* Required task
Go through the material below and copy each line where the word "Cheese" appears.

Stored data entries
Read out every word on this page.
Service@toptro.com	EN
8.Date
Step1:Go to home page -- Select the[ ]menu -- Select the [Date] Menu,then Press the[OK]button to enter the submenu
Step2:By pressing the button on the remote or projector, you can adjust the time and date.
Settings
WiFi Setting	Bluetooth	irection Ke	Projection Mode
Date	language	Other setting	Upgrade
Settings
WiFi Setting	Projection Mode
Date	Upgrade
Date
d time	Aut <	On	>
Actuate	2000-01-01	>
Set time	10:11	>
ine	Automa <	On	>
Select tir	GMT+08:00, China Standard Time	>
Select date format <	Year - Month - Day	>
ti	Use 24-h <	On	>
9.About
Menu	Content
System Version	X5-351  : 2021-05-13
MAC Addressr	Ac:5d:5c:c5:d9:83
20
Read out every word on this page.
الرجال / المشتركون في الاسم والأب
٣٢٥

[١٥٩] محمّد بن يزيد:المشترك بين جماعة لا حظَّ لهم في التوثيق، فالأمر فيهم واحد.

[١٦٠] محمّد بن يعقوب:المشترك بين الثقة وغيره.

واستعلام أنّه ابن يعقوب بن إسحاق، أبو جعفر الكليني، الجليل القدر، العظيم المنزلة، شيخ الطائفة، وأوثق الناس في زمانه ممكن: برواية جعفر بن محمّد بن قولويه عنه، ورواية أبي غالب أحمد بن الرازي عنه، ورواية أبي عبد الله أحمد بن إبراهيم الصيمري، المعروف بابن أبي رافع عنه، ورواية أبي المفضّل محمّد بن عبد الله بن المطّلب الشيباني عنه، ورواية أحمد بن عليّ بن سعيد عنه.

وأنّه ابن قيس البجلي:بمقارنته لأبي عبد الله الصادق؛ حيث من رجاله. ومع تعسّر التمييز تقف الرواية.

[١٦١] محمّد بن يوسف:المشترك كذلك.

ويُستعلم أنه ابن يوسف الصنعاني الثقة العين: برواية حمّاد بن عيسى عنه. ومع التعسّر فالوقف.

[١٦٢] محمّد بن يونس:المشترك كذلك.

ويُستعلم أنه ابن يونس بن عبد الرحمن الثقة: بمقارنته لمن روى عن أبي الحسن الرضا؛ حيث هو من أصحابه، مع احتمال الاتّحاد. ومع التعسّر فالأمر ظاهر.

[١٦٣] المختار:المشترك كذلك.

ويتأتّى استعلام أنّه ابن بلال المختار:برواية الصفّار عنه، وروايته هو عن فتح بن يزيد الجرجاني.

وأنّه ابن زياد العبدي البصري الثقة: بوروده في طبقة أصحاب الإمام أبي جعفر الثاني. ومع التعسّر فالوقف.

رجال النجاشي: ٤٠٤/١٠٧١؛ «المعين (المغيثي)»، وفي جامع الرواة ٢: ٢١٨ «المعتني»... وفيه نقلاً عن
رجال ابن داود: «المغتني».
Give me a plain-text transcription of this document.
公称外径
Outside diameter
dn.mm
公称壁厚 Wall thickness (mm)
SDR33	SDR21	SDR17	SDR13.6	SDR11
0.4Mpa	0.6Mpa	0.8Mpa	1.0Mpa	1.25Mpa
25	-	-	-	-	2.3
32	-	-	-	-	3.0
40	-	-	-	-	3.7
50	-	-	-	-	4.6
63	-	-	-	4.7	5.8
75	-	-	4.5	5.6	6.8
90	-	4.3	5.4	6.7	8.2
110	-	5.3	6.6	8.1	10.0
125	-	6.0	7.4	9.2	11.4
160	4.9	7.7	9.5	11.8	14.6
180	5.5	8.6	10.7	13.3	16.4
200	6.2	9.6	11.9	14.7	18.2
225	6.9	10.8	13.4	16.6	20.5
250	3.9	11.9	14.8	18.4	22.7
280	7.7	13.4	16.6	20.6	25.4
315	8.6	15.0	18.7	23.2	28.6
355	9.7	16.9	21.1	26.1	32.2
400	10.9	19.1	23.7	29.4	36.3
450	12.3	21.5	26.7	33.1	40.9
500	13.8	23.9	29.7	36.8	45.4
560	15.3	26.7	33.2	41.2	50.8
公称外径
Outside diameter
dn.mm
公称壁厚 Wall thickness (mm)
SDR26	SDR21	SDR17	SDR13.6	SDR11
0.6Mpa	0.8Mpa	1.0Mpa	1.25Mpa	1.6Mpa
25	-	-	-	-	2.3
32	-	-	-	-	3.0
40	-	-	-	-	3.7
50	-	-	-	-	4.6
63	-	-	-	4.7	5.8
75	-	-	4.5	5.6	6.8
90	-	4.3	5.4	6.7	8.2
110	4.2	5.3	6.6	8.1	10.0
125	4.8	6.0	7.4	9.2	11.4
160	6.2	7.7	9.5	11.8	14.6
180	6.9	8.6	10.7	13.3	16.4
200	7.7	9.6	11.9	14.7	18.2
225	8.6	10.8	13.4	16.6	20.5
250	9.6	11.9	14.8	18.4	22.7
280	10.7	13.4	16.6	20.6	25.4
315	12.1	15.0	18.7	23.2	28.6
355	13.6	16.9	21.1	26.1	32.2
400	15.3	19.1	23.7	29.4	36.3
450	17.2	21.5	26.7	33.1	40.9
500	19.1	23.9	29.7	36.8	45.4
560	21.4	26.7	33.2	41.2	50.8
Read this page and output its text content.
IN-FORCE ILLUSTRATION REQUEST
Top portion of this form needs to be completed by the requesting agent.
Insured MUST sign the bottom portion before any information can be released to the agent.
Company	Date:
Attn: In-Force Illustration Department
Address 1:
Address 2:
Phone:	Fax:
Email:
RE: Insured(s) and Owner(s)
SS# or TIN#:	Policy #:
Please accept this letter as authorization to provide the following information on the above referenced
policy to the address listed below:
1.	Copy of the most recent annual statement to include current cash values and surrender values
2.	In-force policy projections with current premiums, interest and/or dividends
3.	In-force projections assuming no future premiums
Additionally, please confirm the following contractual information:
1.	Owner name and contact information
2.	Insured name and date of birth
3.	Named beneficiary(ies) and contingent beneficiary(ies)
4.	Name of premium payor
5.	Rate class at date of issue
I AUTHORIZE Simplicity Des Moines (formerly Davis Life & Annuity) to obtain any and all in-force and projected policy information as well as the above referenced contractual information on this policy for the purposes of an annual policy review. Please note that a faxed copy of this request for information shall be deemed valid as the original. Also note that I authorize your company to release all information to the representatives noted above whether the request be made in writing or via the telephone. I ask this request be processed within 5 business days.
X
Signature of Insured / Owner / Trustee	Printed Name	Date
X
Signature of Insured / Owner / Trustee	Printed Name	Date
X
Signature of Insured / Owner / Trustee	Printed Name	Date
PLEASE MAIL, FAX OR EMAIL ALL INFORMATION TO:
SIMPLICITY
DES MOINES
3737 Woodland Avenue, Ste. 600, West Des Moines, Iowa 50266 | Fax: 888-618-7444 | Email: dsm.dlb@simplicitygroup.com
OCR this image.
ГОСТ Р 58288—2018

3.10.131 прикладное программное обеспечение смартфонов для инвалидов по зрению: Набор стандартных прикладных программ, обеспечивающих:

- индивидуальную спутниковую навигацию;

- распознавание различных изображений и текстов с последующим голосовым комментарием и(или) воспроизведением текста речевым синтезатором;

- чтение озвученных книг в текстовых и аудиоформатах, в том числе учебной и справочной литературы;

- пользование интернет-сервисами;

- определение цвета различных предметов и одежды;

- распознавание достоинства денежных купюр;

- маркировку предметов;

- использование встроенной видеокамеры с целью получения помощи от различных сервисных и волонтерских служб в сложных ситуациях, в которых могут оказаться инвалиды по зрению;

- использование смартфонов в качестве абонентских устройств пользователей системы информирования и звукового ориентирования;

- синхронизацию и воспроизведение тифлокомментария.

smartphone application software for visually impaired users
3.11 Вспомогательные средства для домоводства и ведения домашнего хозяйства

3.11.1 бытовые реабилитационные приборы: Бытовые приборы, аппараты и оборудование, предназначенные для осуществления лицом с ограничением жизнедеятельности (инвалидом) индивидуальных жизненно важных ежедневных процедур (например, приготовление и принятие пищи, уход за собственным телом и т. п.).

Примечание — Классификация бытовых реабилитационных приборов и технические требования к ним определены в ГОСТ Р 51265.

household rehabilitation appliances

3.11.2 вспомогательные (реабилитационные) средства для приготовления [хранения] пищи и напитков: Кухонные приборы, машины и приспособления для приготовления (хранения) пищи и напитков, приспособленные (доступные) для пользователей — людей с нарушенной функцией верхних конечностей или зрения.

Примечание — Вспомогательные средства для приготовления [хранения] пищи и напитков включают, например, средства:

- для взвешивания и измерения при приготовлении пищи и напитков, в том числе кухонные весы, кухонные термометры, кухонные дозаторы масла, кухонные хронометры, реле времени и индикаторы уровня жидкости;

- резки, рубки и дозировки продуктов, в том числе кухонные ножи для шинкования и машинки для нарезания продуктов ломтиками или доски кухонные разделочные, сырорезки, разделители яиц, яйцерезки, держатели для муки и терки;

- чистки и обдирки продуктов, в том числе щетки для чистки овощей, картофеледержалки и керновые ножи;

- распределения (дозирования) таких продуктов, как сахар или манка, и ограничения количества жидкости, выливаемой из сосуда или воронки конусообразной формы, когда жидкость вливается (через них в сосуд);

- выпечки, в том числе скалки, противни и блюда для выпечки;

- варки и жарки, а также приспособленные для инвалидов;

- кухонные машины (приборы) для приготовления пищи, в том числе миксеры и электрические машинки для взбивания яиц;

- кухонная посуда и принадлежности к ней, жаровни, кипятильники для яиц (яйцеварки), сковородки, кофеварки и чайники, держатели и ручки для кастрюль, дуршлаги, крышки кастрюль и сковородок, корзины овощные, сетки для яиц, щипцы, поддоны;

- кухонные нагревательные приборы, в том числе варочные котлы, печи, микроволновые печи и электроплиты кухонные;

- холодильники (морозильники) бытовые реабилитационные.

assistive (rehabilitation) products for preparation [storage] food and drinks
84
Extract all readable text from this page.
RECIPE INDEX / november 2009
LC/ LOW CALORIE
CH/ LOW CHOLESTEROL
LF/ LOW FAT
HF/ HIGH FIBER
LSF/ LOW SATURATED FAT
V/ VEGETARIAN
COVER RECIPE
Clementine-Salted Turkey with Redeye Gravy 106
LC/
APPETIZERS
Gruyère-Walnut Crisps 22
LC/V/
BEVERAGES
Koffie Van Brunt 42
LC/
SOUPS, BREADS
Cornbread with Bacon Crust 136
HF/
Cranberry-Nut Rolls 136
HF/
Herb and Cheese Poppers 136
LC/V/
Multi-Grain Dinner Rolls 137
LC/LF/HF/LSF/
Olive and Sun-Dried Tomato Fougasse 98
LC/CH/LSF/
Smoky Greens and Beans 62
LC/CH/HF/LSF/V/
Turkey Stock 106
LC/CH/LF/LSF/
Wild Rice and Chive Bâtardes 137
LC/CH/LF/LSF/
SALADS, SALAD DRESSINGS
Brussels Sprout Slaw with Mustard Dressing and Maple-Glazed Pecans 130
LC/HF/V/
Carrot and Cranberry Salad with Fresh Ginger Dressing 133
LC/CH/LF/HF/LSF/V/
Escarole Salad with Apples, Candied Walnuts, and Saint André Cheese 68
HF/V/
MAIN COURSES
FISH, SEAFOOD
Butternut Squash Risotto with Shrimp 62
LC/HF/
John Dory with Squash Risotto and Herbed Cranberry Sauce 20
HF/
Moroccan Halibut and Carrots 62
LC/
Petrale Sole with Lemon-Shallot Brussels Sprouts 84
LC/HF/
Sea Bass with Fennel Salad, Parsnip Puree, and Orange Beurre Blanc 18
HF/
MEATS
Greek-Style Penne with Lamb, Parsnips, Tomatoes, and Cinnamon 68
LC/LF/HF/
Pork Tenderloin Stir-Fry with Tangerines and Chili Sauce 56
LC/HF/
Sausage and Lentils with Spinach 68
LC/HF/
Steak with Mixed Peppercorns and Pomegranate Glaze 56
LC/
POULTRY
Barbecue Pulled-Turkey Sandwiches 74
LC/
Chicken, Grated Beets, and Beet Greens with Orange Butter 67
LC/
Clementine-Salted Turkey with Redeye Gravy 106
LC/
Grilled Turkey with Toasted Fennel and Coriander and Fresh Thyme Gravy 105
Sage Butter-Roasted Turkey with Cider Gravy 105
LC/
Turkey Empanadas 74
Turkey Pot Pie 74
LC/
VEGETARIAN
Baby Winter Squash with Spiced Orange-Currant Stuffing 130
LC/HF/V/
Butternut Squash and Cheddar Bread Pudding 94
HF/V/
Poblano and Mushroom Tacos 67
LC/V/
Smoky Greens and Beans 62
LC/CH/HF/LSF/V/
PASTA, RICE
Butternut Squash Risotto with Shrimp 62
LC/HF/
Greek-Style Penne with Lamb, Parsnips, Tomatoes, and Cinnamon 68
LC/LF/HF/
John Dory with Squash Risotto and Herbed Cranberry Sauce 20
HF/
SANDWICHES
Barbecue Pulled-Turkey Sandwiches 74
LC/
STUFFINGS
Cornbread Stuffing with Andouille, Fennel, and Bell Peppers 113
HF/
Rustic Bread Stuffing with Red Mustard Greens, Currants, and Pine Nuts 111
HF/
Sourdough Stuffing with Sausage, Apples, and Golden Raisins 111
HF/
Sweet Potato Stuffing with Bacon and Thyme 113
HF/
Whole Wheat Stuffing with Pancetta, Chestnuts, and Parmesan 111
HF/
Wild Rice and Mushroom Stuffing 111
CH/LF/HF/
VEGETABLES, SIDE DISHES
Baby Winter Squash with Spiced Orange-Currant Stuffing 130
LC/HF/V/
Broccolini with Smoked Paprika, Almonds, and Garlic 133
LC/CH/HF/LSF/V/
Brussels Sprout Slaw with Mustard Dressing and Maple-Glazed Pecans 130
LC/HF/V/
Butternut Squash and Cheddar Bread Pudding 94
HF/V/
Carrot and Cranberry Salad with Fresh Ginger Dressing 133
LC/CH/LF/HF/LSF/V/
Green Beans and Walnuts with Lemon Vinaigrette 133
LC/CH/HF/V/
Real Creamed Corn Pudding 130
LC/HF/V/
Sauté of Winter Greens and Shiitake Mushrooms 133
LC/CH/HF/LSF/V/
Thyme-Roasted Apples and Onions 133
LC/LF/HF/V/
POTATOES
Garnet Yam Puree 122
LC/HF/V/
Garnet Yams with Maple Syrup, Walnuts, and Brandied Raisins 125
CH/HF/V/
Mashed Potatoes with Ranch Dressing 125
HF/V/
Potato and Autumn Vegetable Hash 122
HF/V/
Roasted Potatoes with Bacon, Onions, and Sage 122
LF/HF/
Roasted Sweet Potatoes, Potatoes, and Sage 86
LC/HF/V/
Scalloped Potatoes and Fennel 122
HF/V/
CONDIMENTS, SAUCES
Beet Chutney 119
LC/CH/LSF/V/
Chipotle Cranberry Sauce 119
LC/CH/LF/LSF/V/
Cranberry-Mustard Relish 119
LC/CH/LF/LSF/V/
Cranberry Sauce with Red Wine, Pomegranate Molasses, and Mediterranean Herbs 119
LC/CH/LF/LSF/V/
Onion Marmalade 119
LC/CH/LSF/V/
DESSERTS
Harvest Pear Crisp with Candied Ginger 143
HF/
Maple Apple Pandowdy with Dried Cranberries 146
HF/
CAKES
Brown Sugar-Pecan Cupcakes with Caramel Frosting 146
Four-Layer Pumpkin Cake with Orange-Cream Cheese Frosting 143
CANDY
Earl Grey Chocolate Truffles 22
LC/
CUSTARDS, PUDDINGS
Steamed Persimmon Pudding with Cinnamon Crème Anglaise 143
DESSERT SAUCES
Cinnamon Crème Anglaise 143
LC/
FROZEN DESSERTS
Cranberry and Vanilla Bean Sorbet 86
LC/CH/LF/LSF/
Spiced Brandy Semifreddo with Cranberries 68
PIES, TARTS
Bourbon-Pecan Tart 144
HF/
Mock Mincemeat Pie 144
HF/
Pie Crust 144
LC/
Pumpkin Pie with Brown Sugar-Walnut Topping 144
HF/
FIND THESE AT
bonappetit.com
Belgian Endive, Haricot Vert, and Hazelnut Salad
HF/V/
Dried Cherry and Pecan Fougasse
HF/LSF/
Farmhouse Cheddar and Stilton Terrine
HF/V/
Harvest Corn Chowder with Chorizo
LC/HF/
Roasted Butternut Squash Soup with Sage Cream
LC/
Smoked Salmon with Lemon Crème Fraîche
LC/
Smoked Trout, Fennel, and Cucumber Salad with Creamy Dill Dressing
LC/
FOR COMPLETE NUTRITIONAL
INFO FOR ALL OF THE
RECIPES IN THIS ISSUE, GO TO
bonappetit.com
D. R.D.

* Reply to the exercise
Herb and Cheese Poppers 136
Escarole Salad with Apples, Candied Walnuts, and Saint André Cheese 68
Four-Layer Pumpkin Cake with Orange-Cream Cheese Frosting 143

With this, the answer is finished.